• [Task requirements]:
Exactly as written, quote every line that follows, skipping the images.

• [Source material]:
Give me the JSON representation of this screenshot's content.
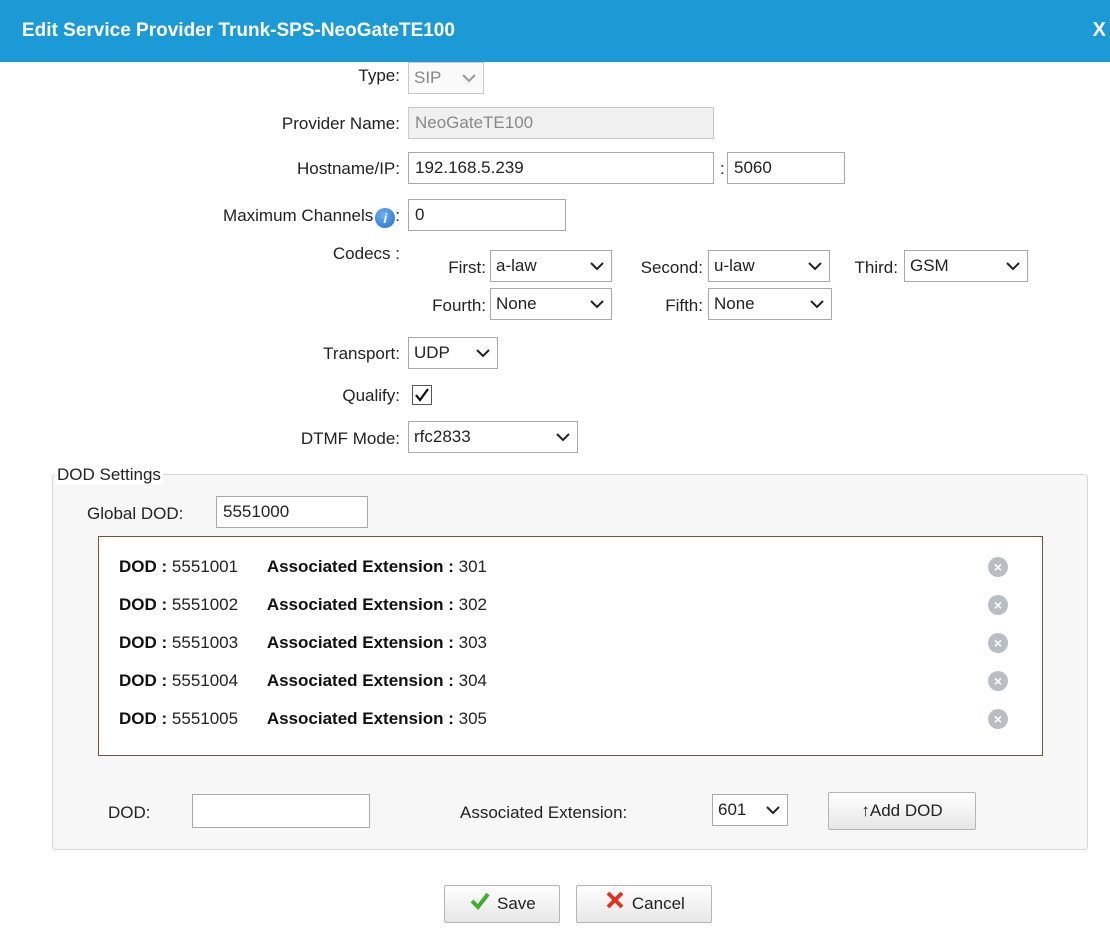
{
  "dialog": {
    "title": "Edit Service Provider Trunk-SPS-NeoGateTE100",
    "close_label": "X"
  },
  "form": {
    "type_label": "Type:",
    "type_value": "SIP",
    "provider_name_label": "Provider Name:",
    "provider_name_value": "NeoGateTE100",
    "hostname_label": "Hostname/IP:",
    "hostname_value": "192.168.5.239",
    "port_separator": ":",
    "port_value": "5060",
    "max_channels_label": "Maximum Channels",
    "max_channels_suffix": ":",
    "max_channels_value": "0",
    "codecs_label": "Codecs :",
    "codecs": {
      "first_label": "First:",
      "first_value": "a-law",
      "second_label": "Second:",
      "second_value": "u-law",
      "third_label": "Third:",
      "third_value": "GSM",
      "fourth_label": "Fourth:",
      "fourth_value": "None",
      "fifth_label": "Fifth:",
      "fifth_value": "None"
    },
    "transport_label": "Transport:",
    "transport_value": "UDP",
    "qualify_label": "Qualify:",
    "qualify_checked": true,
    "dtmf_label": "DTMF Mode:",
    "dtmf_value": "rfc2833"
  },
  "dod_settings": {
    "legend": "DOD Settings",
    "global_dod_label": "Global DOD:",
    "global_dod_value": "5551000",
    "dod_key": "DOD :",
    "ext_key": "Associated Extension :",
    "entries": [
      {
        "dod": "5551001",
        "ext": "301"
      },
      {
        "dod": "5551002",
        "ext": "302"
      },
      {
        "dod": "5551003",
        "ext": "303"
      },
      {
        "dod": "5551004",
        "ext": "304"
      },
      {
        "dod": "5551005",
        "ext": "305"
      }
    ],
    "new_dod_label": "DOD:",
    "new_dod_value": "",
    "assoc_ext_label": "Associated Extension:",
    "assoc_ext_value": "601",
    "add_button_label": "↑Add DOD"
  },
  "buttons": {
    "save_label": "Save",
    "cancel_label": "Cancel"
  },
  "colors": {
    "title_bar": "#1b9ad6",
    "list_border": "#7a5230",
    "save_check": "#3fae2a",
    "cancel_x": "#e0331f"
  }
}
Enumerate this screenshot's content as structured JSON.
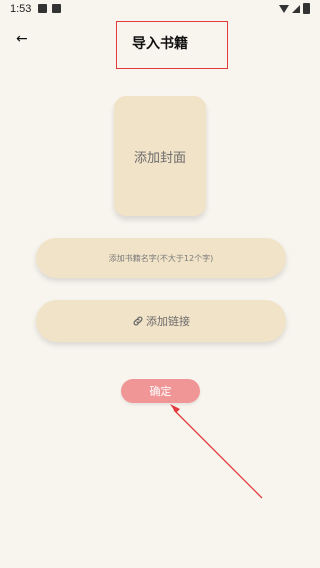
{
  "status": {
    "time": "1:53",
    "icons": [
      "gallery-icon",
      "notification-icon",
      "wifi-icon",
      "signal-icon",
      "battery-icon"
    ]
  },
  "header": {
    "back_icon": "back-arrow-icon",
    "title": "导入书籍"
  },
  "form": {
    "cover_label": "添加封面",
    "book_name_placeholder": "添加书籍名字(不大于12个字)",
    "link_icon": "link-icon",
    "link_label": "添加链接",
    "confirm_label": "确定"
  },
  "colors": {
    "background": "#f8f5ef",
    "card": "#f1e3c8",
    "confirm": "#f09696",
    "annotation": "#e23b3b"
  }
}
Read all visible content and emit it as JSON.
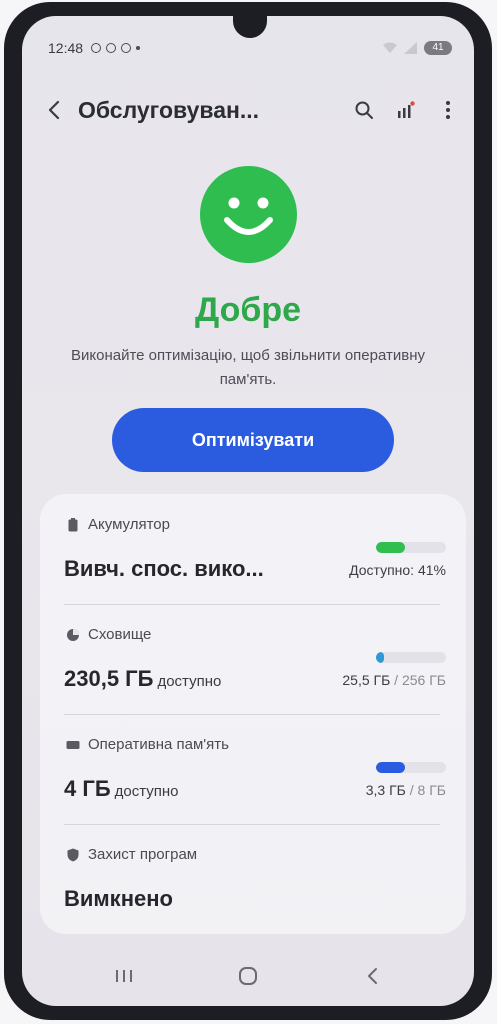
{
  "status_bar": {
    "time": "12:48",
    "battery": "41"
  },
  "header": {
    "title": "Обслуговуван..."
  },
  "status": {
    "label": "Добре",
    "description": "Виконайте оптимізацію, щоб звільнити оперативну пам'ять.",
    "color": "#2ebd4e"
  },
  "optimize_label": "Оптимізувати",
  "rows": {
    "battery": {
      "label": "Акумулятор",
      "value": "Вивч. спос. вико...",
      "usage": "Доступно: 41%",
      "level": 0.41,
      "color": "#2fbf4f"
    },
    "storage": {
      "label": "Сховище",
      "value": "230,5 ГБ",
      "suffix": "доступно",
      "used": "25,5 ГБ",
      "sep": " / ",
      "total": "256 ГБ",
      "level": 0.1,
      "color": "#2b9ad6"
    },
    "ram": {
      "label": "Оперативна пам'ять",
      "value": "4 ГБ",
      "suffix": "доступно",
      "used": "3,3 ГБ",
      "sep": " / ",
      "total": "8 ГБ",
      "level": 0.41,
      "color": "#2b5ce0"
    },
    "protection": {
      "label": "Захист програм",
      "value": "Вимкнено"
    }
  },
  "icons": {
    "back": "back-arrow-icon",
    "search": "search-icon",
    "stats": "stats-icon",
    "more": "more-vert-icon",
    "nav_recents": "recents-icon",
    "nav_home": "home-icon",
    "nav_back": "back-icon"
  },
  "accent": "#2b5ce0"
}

• [Full response]:
Give me the JSON representation of this screenshot's content.
{
  "dialog": {
    "title": "Edit Service Provider Trunk-SPS-NeoGateTE100",
    "close_label": "X"
  },
  "form": {
    "type_label": "Type:",
    "type_value": "SIP",
    "provider_name_label": "Provider Name:",
    "provider_name_value": "NeoGateTE100",
    "hostname_label": "Hostname/IP:",
    "hostname_value": "192.168.5.239",
    "port_separator": ":",
    "port_value": "5060",
    "max_channels_label": "Maximum Channels",
    "max_channels_suffix": ":",
    "max_channels_value": "0",
    "codecs_label": "Codecs :",
    "codecs": {
      "first_label": "First:",
      "first_value": "a-law",
      "second_label": "Second:",
      "second_value": "u-law",
      "third_label": "Third:",
      "third_value": "GSM",
      "fourth_label": "Fourth:",
      "fourth_value": "None",
      "fifth_label": "Fifth:",
      "fifth_value": "None"
    },
    "transport_label": "Transport:",
    "transport_value": "UDP",
    "qualify_label": "Qualify:",
    "qualify_checked": true,
    "dtmf_label": "DTMF Mode:",
    "dtmf_value": "rfc2833"
  },
  "dod_settings": {
    "legend": "DOD Settings",
    "global_dod_label": "Global DOD:",
    "global_dod_value": "5551000",
    "dod_key": "DOD :",
    "ext_key": "Associated Extension :",
    "entries": [
      {
        "dod": "5551001",
        "ext": "301"
      },
      {
        "dod": "5551002",
        "ext": "302"
      },
      {
        "dod": "5551003",
        "ext": "303"
      },
      {
        "dod": "5551004",
        "ext": "304"
      },
      {
        "dod": "5551005",
        "ext": "305"
      }
    ],
    "new_dod_label": "DOD:",
    "new_dod_value": "",
    "assoc_ext_label": "Associated Extension:",
    "assoc_ext_value": "601",
    "add_button_label": "↑Add DOD"
  },
  "buttons": {
    "save_label": "Save",
    "cancel_label": "Cancel"
  },
  "colors": {
    "title_bar": "#1b9ad6",
    "list_border": "#7a5230",
    "save_check": "#3fae2a",
    "cancel_x": "#e0331f"
  }
}
Enumerate this screenshot's content as structured JSON.
{
  "status": {
    "time": "1:53",
    "icons": [
      "gallery-icon",
      "notification-icon",
      "wifi-icon",
      "signal-icon",
      "battery-icon"
    ]
  },
  "header": {
    "back_icon": "back-arrow-icon",
    "title": "导入书籍"
  },
  "form": {
    "cover_label": "添加封面",
    "book_name_placeholder": "添加书籍名字(不大于12个字)",
    "link_icon": "link-icon",
    "link_label": "添加链接",
    "confirm_label": "确定"
  },
  "colors": {
    "background": "#f8f5ef",
    "card": "#f1e3c8",
    "confirm": "#f09696",
    "annotation": "#e23b3b"
  }
}
Read all visible content and emit it as JSON.
{
  "status_bar": {
    "time": "12:48",
    "battery": "41"
  },
  "header": {
    "title": "Обслуговуван..."
  },
  "status": {
    "label": "Добре",
    "description": "Виконайте оптимізацію, щоб звільнити оперативну пам'ять.",
    "color": "#2ebd4e"
  },
  "optimize_label": "Оптимізувати",
  "rows": {
    "battery": {
      "label": "Акумулятор",
      "value": "Вивч. спос. вико...",
      "usage": "Доступно: 41%",
      "level": 0.41,
      "color": "#2fbf4f"
    },
    "storage": {
      "label": "Сховище",
      "value": "230,5 ГБ",
      "suffix": "доступно",
      "used": "25,5 ГБ",
      "sep": " / ",
      "total": "256 ГБ",
      "level": 0.1,
      "color": "#2b9ad6"
    },
    "ram": {
      "label": "Оперативна пам'ять",
      "value": "4 ГБ",
      "suffix": "доступно",
      "used": "3,3 ГБ",
      "sep": " / ",
      "total": "8 ГБ",
      "level": 0.41,
      "color": "#2b5ce0"
    },
    "protection": {
      "label": "Захист програм",
      "value": "Вимкнено"
    }
  },
  "icons": {
    "back": "back-arrow-icon",
    "search": "search-icon",
    "stats": "stats-icon",
    "more": "more-vert-icon",
    "nav_recents": "recents-icon",
    "nav_home": "home-icon",
    "nav_back": "back-icon"
  },
  "accent": "#2b5ce0"
}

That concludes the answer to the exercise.